Give the entries back exactly, dropping each image.
++++++++
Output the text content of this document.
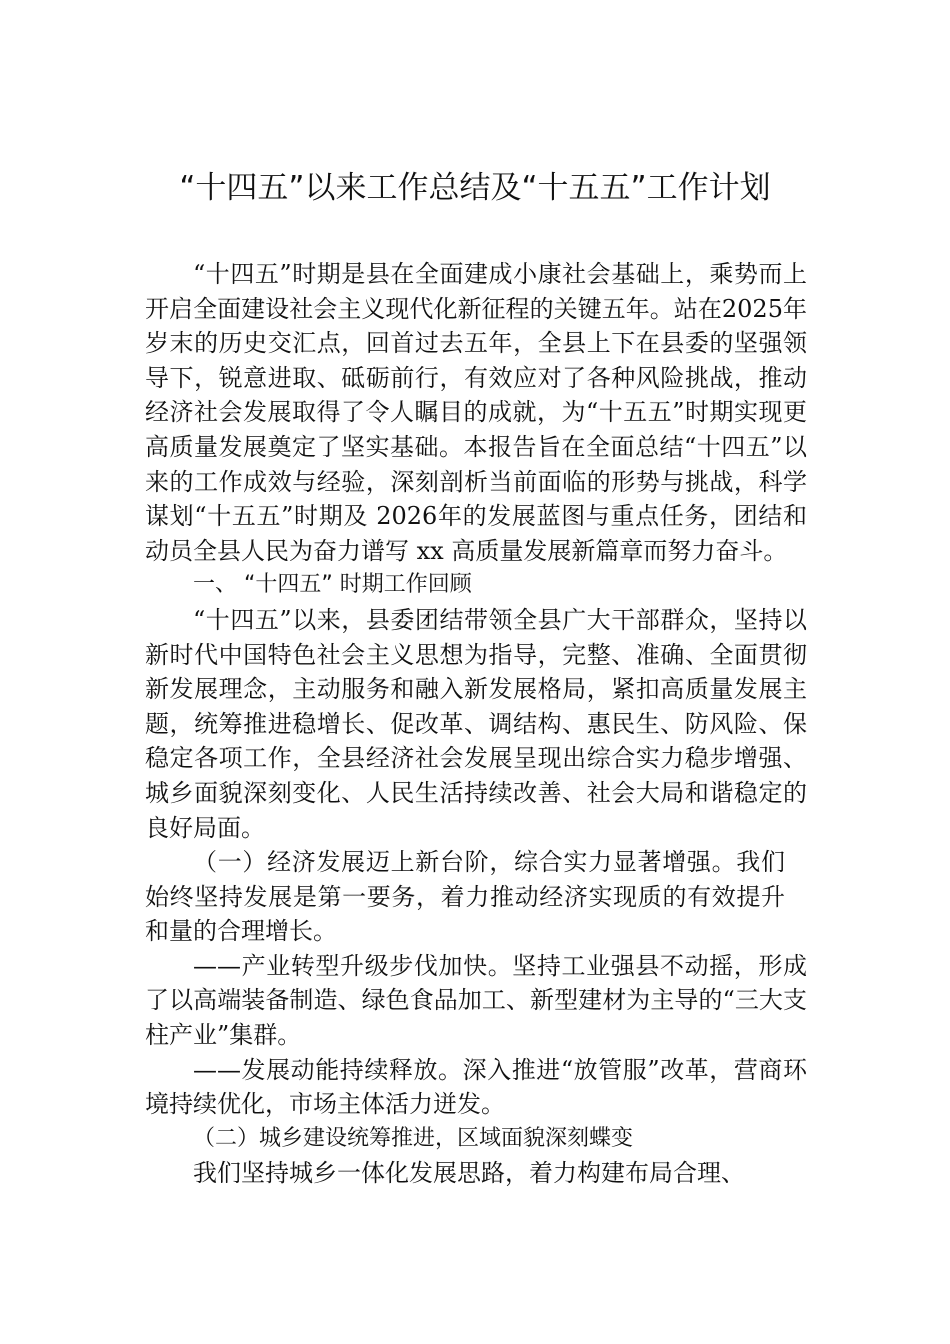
“十四五”以来工作总结及“十五五”工作计划

“十四五”时期是县在全面建成小康社会基础上，乘势而上开启全面建设社会主义现代化新征程的关键五年。站在2025年岁末的历史交汇点，回首过去五年，全县上下在县委的坚强领导下，锐意进取、砥砺前行，有效应对了各种风险挑战，推动经济社会发展取得了令人瞩目的成就，为“十五五”时期实现更高质量发展奠定了坚实基础。本报告旨在全面总结“十四五”以来的工作成效与经验，深刻剖析当前面临的形势与挑战，科学谋划“十五五”时期及 2026年的发展蓝图与重点任务，团结和动员全县人民为奋力谱写 xx 高质量发展新篇章而努力奋斗。

一、 “十四五” 时期工作回顾

“十四五”以来，县委团结带领全县广大干部群众，坚持以新时代中国特色社会主义思想为指导，完整、准确、全面贯彻新发展理念，主动服务和融入新发展格局，紧扣高质量发展主题，统筹推进稳增长、促改革、调结构、惠民生、防风险、保稳定各项工作，全县经济社会发展呈现出综合实力稳步增强、城乡面貌深刻变化、人民生活持续改善、社会大局和谐稳定的良好局面。

（一）经济发展迈上新台阶，综合实力显著增强。我们始终坚持发展是第一要务，着力推动经济实现质的有效提升和量的合理增长。

——产业转型升级步伐加快。坚持工业强县不动摇，形成了以高端装备制造、绿色食品加工、新型建材为主导的“三大支柱产业”集群。

——发展动能持续释放。深入推进“放管服”改革，营商环境持续优化，市场主体活力迸发。

（二）城乡建设统筹推进，区域面貌深刻蝶变

我们坚持城乡一体化发展思路，着力构建布局合理、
++++++++
**The output:**
Output the text content of this document.
“十四五”以来工作总结及“十五五”工作计划

“十四五”时期是县在全面建成小康社会基础上，乘势而上开启全面建设社会主义现代化新征程的关键五年。站在2025年岁末的历史交汇点，回首过去五年，全县上下在县委的坚强领导下，锐意进取、砥砺前行，有效应对了各种风险挑战，推动经济社会发展取得了令人瞩目的成就，为“十五五”时期实现更高质量发展奠定了坚实基础。本报告旨在全面总结“十四五”以来的工作成效与经验，深刻剖析当前面临的形势与挑战，科学谋划“十五五”时期及 2026年的发展蓝图与重点任务，团结和动员全县人民为奋力谱写 xx 高质量发展新篇章而努力奋斗。

一、 “十四五” 时期工作回顾

“十四五”以来，县委团结带领全县广大干部群众，坚持以新时代中国特色社会主义思想为指导，完整、准确、全面贯彻新发展理念，主动服务和融入新发展格局，紧扣高质量发展主题，统筹推进稳增长、促改革、调结构、惠民生、防风险、保稳定各项工作，全县经济社会发展呈现出综合实力稳步增强、城乡面貌深刻变化、人民生活持续改善、社会大局和谐稳定的良好局面。

（一）经济发展迈上新台阶，综合实力显著增强。我们始终坚持发展是第一要务，着力推动经济实现质的有效提升和量的合理增长。

——产业转型升级步伐加快。坚持工业强县不动摇，形成了以高端装备制造、绿色食品加工、新型建材为主导的“三大支柱产业”集群。

——发展动能持续释放。深入推进“放管服”改革，营商环境持续优化，市场主体活力迸发。

（二）城乡建设统筹推进，区域面貌深刻蝶变

我们坚持城乡一体化发展思路，着力构建布局合理、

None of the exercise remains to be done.